Given instruction ::
Make an exact copy of the entries, and keep any pictures out of it.

Excerpted data ::
** START **

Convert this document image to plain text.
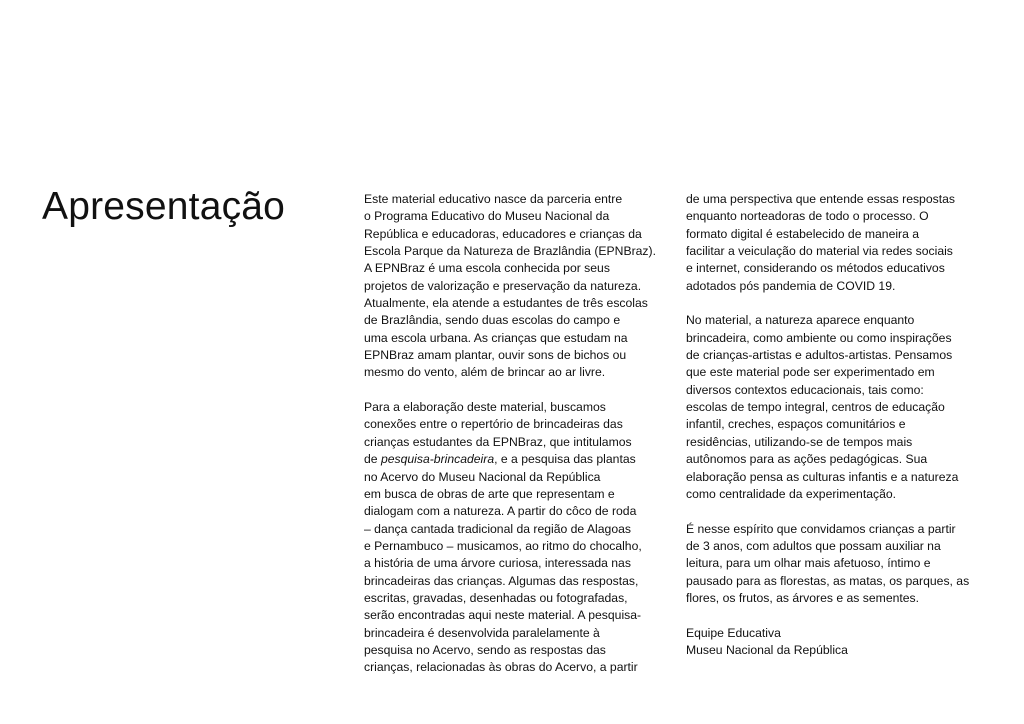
Apresentação	Este material educativo nasce da parceria entre
o Programa Educativo do Museu Nacional da
República e educadoras, educadores e crianças da
Escola Parque da Natureza de Brazlândia (EPNBraz).
A EPNBraz é uma escola conhecida por seus
projetos de valorização e preservação da natureza.
Atualmente, ela atende a estudantes de três escolas
de Brazlândia, sendo duas escolas do campo e
uma escola urbana. As crianças que estudam na
EPNBraz amam plantar, ouvir sons de bichos ou
mesmo do vento, além de brincar ao ar livre.
Para a elaboração deste material, buscamos
conexões entre o repertório de brincadeiras das
crianças estudantes da EPNBraz, que intitulamos
de pesquisa-brincadeira, e a pesquisa das plantas
no Acervo do Museu Nacional da República
em busca de obras de arte que representam e
dialogam com a natureza. A partir do côco de roda
– dança cantada tradicional da região de Alagoas
e Pernambuco – musicamos, ao ritmo do chocalho,
a história de uma árvore curiosa, interessada nas
brincadeiras das crianças. Algumas das respostas,
escritas, gravadas, desenhadas ou fotografadas,
serão encontradas aqui neste material. A pesquisa-
brincadeira é desenvolvida paralelamente à
pesquisa no Acervo, sendo as respostas das
crianças, relacionadas às obras do Acervo, a partir
de uma perspectiva que entende essas respostas
enquanto norteadoras de todo o processo. O
formato digital é estabelecido de maneira a
facilitar a veiculação do material via redes sociais
e internet, considerando os métodos educativos
adotados pós pandemia de COVID 19.
No material, a natureza aparece enquanto
brincadeira, como ambiente ou como inspirações
de crianças-artistas e adultos-artistas. Pensamos
que este material pode ser experimentado em
diversos contextos educacionais, tais como:
escolas de tempo integral, centros de educação
infantil, creches, espaços comunitários e
residências, utilizando-se de tempos mais
autônomos para as ações pedagógicas. Sua
elaboração pensa as culturas infantis e a natureza
como centralidade da experimentação.
É nesse espírito que convidamos crianças a partir
de 3 anos, com adultos que possam auxiliar na
leitura, para um olhar mais afetuoso, íntimo e
pausado para as florestas, as matas, os parques, as
flores, os frutos, as árvores e as sementes.
Equipe Educativa
Museu Nacional da República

** END **

Answer ::
Convert this document image to plain text.
Apresentação	Este material educativo nasce da parceria entre
o Programa Educativo do Museu Nacional da
República e educadoras, educadores e crianças da
Escola Parque da Natureza de Brazlândia (EPNBraz).
A EPNBraz é uma escola conhecida por seus
projetos de valorização e preservação da natureza.
Atualmente, ela atende a estudantes de três escolas
de Brazlândia, sendo duas escolas do campo e
uma escola urbana. As crianças que estudam na
EPNBraz amam plantar, ouvir sons de bichos ou
mesmo do vento, além de brincar ao ar livre.
Para a elaboração deste material, buscamos
conexões entre o repertório de brincadeiras das
crianças estudantes da EPNBraz, que intitulamos
de pesquisa-brincadeira, e a pesquisa das plantas
no Acervo do Museu Nacional da República
em busca de obras de arte que representam e
dialogam com a natureza. A partir do côco de roda
– dança cantada tradicional da região de Alagoas
e Pernambuco – musicamos, ao ritmo do chocalho,
a história de uma árvore curiosa, interessada nas
brincadeiras das crianças. Algumas das respostas,
escritas, gravadas, desenhadas ou fotografadas,
serão encontradas aqui neste material. A pesquisa-
brincadeira é desenvolvida paralelamente à
pesquisa no Acervo, sendo as respostas das
crianças, relacionadas às obras do Acervo, a partir
de uma perspectiva que entende essas respostas
enquanto norteadoras de todo o processo. O
formato digital é estabelecido de maneira a
facilitar a veiculação do material via redes sociais
e internet, considerando os métodos educativos
adotados pós pandemia de COVID 19.
No material, a natureza aparece enquanto
brincadeira, como ambiente ou como inspirações
de crianças-artistas e adultos-artistas. Pensamos
que este material pode ser experimentado em
diversos contextos educacionais, tais como:
escolas de tempo integral, centros de educação
infantil, creches, espaços comunitários e
residências, utilizando-se de tempos mais
autônomos para as ações pedagógicas. Sua
elaboração pensa as culturas infantis e a natureza
como centralidade da experimentação.
É nesse espírito que convidamos crianças a partir
de 3 anos, com adultos que possam auxiliar na
leitura, para um olhar mais afetuoso, íntimo e
pausado para as florestas, as matas, os parques, as
flores, os frutos, as árvores e as sementes.
Equipe Educativa
Museu Nacional da República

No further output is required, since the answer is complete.